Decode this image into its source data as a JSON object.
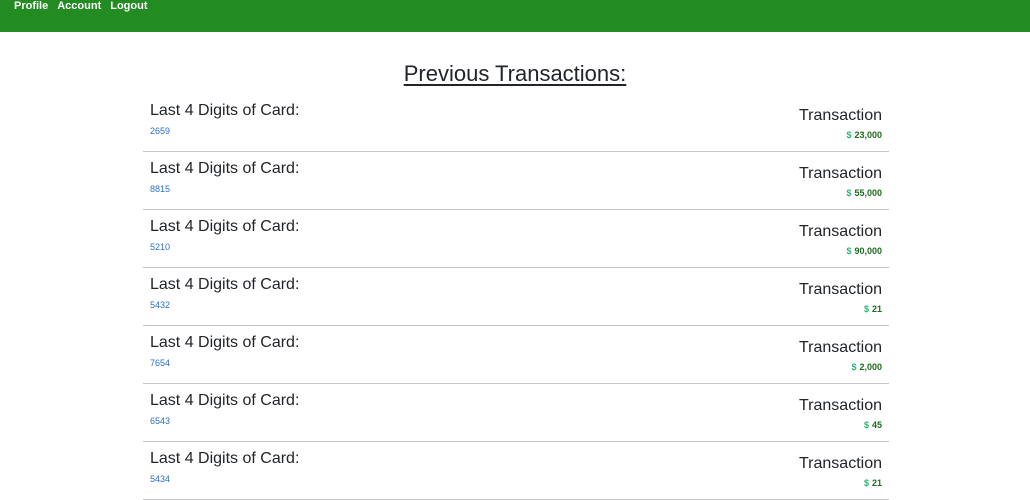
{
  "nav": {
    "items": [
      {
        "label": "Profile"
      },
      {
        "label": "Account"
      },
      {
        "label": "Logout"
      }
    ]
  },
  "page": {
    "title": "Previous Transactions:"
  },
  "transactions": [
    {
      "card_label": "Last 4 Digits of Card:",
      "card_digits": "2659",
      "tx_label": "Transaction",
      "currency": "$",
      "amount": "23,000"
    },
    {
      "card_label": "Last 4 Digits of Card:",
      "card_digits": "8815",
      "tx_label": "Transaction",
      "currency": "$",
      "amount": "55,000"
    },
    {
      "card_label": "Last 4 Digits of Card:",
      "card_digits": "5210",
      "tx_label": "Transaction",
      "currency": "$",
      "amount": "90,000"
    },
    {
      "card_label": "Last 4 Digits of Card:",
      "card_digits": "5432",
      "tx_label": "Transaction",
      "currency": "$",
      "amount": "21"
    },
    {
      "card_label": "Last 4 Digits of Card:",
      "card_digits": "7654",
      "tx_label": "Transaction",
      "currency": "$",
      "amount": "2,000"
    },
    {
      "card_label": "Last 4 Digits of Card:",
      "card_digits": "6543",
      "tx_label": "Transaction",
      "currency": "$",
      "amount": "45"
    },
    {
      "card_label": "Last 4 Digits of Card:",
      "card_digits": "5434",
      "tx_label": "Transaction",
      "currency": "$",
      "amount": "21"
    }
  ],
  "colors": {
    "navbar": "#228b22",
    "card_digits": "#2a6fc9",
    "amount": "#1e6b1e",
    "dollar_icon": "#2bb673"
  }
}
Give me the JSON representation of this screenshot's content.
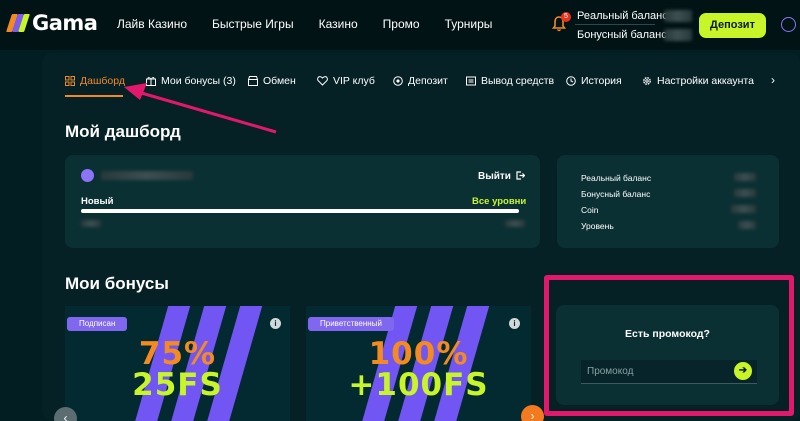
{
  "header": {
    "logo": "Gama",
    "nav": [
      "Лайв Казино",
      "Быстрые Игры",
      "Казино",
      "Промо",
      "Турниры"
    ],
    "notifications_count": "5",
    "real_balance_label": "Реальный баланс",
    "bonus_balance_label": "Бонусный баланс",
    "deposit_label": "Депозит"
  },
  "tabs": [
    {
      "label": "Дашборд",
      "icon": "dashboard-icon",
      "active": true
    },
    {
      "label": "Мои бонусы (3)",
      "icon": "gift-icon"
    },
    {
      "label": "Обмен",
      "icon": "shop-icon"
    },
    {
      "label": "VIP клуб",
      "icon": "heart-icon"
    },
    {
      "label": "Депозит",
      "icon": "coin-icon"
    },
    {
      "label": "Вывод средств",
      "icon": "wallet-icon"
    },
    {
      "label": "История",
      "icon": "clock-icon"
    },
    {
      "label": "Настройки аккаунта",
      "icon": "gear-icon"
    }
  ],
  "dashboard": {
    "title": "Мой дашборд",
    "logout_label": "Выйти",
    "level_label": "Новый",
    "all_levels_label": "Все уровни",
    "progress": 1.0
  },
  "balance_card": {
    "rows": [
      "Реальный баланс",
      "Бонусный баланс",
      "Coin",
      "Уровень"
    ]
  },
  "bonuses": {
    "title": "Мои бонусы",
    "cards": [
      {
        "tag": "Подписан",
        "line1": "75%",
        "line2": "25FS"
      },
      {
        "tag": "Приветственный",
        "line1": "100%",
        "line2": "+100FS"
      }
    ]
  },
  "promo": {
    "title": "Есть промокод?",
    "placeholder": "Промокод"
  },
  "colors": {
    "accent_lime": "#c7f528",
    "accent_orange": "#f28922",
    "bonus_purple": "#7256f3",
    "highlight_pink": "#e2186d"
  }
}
---
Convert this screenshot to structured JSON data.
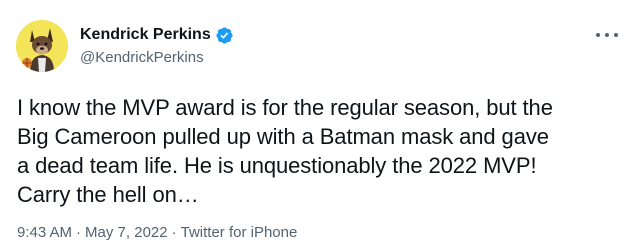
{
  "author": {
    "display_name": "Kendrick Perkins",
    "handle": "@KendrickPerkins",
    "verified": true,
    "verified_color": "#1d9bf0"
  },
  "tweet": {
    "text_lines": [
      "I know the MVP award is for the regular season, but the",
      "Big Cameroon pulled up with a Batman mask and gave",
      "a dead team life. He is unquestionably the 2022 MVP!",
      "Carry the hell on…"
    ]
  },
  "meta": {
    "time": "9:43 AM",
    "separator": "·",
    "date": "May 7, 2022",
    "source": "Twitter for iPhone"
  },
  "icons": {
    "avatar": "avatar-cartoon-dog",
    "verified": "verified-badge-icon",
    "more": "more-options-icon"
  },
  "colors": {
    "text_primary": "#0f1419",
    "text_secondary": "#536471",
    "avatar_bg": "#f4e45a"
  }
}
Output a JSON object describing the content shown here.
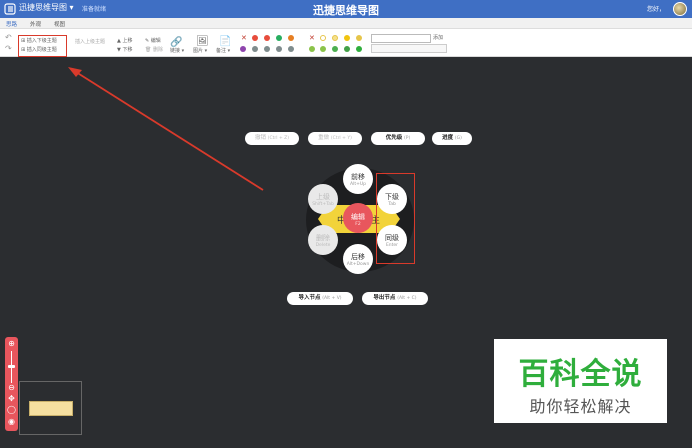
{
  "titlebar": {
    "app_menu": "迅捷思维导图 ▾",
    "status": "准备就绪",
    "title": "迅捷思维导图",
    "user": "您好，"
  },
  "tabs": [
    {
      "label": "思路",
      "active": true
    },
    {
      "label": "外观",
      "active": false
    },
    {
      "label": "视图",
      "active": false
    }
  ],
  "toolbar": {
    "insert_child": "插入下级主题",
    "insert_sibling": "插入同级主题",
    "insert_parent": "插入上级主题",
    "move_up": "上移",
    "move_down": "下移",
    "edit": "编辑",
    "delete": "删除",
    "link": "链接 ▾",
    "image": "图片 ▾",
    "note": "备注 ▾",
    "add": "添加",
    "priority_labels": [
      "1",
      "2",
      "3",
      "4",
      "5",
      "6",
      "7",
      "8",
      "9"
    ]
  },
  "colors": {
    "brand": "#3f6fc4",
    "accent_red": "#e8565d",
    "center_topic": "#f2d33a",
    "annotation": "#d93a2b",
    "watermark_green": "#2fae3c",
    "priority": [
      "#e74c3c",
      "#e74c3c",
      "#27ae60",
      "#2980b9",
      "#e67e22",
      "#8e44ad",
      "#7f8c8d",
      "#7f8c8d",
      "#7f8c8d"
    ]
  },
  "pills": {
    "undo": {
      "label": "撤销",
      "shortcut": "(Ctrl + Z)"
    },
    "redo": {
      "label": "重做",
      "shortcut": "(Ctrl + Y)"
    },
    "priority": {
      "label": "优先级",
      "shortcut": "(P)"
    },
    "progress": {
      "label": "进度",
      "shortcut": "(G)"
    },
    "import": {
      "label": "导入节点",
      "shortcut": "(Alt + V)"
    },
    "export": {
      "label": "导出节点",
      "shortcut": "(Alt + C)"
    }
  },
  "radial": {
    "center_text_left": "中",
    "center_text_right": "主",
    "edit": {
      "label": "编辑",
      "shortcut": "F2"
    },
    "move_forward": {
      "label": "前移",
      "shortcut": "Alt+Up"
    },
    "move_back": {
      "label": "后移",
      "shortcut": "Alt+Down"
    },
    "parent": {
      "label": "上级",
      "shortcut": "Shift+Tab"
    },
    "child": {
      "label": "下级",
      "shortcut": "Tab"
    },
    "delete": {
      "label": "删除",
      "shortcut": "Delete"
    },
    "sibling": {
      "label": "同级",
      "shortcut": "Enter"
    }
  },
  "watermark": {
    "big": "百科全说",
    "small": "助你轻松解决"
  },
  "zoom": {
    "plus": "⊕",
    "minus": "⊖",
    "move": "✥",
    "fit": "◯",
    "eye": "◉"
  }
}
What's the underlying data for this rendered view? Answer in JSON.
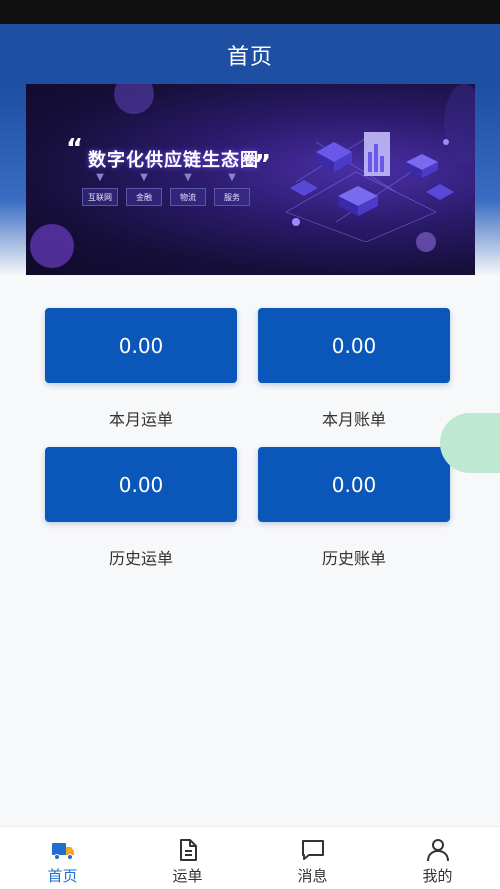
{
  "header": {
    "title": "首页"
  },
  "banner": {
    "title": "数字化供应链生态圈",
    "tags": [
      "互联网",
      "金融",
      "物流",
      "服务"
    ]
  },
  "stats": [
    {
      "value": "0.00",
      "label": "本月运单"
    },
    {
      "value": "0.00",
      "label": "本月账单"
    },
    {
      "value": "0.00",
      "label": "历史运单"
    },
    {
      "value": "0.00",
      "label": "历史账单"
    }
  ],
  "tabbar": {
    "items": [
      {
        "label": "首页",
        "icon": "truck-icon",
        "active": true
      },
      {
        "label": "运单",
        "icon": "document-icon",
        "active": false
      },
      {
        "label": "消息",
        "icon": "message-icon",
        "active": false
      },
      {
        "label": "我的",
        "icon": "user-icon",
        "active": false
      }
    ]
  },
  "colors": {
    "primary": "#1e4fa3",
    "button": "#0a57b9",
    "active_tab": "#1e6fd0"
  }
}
---
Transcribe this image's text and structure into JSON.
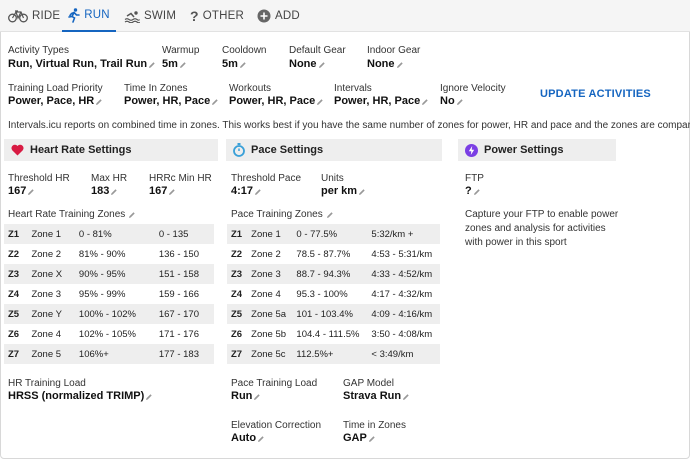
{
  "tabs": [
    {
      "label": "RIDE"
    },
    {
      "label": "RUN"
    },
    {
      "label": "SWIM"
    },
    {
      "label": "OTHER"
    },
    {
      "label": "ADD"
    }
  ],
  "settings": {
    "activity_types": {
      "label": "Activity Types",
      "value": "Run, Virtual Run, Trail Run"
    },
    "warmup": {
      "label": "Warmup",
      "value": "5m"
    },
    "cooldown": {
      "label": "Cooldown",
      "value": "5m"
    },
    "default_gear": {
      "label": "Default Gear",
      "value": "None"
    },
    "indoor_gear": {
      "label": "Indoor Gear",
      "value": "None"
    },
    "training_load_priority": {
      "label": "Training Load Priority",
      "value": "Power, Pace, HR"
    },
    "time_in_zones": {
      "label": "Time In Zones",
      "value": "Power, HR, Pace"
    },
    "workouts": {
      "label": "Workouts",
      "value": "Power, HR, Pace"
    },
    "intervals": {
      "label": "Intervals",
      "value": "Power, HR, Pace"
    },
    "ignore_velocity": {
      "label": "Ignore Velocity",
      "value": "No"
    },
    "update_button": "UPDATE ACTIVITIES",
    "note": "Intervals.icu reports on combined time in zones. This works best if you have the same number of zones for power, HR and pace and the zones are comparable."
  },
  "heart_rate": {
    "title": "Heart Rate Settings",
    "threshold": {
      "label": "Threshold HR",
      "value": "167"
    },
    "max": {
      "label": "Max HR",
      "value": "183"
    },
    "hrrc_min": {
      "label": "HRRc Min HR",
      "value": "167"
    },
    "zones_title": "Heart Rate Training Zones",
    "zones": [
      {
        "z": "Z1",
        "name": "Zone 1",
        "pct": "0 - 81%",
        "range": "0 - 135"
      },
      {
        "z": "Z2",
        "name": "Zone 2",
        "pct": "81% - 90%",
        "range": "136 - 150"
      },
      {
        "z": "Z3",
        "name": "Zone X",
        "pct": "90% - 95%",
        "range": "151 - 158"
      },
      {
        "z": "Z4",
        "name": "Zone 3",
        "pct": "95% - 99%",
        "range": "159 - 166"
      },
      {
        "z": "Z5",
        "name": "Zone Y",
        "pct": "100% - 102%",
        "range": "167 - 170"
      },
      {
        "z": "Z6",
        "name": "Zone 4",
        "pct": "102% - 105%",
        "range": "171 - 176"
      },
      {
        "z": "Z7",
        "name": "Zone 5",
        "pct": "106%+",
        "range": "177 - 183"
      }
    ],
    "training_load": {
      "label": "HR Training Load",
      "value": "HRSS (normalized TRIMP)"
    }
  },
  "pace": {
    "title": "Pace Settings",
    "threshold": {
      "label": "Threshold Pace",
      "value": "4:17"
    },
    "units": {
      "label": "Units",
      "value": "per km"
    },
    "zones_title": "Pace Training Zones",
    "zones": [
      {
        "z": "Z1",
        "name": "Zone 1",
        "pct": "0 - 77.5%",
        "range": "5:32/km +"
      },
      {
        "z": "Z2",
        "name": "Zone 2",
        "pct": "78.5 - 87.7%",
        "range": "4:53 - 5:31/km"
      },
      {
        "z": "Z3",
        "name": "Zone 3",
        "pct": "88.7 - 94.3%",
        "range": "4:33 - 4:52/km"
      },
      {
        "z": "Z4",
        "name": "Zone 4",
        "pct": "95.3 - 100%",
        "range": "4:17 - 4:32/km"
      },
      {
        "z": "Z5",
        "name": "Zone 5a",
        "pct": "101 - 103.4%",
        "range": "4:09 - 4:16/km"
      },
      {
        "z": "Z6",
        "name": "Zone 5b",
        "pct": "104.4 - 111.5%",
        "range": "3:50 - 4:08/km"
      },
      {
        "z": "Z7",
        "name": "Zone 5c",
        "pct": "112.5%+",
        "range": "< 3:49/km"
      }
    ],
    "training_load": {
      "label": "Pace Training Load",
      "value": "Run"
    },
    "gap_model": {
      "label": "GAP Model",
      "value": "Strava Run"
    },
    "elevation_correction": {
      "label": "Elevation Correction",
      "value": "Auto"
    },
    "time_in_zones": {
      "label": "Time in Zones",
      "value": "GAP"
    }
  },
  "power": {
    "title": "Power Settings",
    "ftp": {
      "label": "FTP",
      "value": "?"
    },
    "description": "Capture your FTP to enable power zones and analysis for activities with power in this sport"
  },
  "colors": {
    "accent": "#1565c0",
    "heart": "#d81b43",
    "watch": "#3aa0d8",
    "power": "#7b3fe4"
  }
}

▶ Your objective: Find each line with the string "screenshot" and copy it out.

▶ Response to the task:
Give me the JSON representation of this screenshot's content.
Convert this screenshot to structured JSON data.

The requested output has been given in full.